**TASK REQUIREMENTS:** Determine how many lines contain the string "user". Respond with that number and nothing more.

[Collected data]
----------

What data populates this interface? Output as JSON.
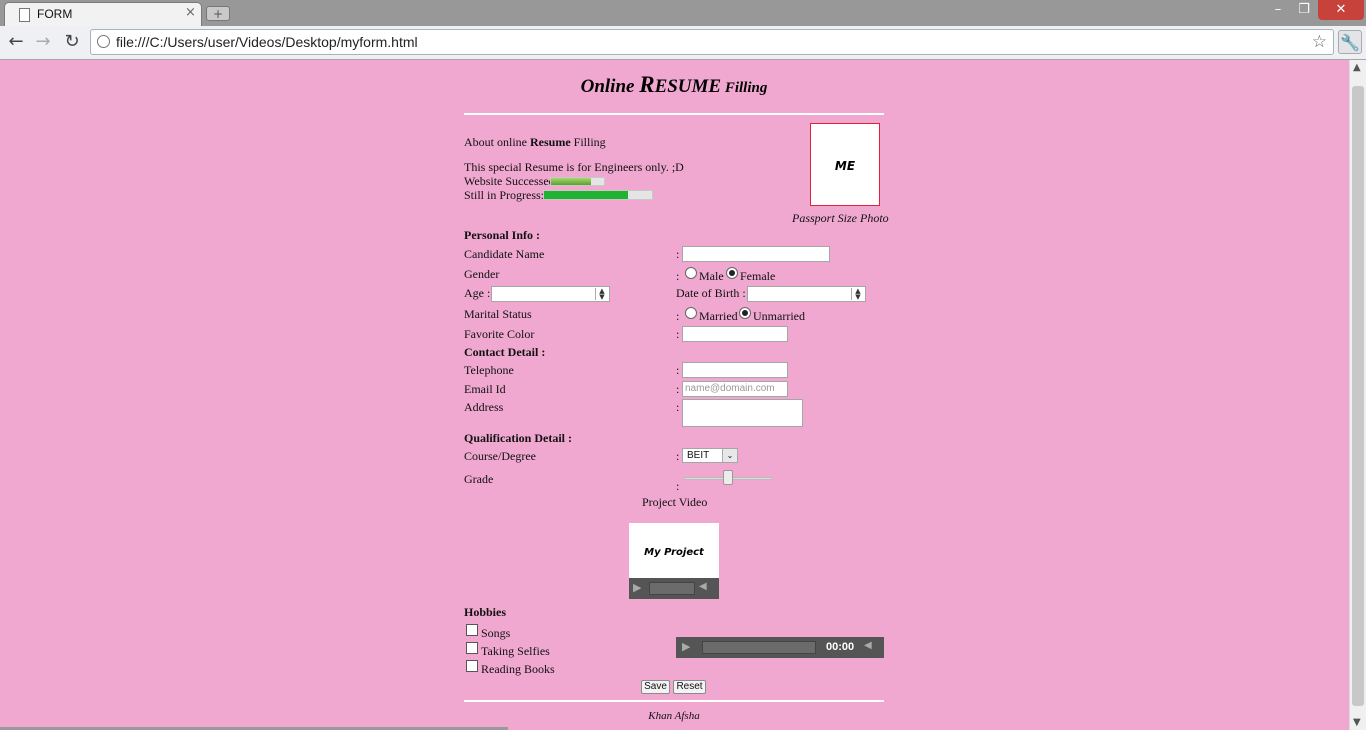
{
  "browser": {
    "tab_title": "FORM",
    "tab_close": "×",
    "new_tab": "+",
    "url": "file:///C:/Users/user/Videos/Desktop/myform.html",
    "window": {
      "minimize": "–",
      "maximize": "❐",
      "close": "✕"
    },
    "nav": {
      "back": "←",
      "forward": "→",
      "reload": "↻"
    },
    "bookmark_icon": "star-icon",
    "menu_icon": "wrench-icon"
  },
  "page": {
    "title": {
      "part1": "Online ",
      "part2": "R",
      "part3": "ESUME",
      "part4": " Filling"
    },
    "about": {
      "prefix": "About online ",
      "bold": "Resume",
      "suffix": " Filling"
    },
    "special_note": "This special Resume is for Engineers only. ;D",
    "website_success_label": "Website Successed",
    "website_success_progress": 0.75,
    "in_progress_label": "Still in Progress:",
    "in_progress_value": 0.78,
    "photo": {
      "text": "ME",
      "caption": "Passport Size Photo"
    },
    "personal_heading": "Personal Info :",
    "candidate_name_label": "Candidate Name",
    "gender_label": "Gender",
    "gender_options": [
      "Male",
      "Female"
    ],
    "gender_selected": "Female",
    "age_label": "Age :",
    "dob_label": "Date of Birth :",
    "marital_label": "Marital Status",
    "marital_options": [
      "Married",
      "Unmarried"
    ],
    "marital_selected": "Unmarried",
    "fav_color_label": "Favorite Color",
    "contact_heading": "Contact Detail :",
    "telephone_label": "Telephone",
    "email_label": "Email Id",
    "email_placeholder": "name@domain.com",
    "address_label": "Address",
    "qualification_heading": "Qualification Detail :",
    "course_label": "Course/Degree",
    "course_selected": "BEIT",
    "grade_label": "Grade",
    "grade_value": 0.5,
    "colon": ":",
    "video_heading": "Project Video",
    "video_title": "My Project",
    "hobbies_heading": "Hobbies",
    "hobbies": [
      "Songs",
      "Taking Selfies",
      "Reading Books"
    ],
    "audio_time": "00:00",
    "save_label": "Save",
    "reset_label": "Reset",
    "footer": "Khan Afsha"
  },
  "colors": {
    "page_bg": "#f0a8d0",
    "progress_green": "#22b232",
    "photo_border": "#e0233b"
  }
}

----------

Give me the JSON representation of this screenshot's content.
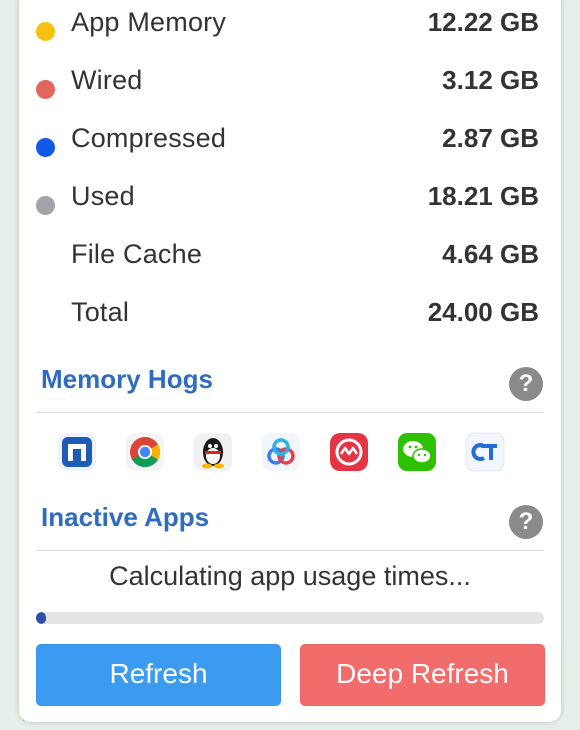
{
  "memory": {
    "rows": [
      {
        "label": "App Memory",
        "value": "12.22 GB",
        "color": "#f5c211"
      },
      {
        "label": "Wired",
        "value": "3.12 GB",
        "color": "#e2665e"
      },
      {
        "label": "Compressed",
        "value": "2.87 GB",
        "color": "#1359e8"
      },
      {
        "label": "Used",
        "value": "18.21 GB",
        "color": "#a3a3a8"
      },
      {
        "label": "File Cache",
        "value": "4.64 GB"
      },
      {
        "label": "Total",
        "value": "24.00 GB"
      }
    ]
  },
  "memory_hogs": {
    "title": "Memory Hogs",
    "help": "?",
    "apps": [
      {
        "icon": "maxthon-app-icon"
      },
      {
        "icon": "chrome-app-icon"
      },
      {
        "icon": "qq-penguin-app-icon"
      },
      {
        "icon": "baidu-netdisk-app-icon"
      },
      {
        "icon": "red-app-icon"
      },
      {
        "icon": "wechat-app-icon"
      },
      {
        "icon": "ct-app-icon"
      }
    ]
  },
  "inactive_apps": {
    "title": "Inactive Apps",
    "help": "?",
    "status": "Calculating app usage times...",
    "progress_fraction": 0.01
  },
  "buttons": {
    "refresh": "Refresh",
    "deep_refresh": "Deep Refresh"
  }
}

----------

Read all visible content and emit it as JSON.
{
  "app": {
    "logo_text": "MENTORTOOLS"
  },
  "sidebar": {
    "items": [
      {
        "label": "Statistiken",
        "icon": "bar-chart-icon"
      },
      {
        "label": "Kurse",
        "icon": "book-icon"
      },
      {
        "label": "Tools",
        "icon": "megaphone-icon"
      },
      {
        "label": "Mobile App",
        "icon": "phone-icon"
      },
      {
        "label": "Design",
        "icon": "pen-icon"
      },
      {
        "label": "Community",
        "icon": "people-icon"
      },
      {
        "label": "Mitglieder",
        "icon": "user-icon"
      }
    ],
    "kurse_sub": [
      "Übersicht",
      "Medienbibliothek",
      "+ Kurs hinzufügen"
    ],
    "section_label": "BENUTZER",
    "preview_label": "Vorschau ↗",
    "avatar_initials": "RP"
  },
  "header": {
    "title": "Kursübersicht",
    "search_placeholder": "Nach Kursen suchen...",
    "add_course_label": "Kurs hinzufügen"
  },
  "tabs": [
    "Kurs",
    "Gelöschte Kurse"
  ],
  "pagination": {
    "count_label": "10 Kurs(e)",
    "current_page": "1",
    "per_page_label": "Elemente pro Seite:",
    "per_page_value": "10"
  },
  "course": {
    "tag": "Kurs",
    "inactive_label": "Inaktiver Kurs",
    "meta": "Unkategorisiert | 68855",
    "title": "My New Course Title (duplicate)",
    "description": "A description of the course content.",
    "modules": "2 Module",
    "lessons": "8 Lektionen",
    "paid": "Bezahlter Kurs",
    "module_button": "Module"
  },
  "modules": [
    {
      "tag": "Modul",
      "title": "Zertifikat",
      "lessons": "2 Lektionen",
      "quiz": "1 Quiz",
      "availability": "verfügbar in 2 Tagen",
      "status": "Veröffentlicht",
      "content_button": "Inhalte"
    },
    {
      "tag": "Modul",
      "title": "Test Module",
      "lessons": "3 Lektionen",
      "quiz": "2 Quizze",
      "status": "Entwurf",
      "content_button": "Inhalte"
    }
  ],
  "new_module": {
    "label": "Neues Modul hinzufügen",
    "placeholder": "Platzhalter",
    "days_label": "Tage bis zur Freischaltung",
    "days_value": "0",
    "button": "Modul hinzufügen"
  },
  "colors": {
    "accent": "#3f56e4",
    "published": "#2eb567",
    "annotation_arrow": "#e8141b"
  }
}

----------

**SOLUTION TO THE PROBLEM:** 2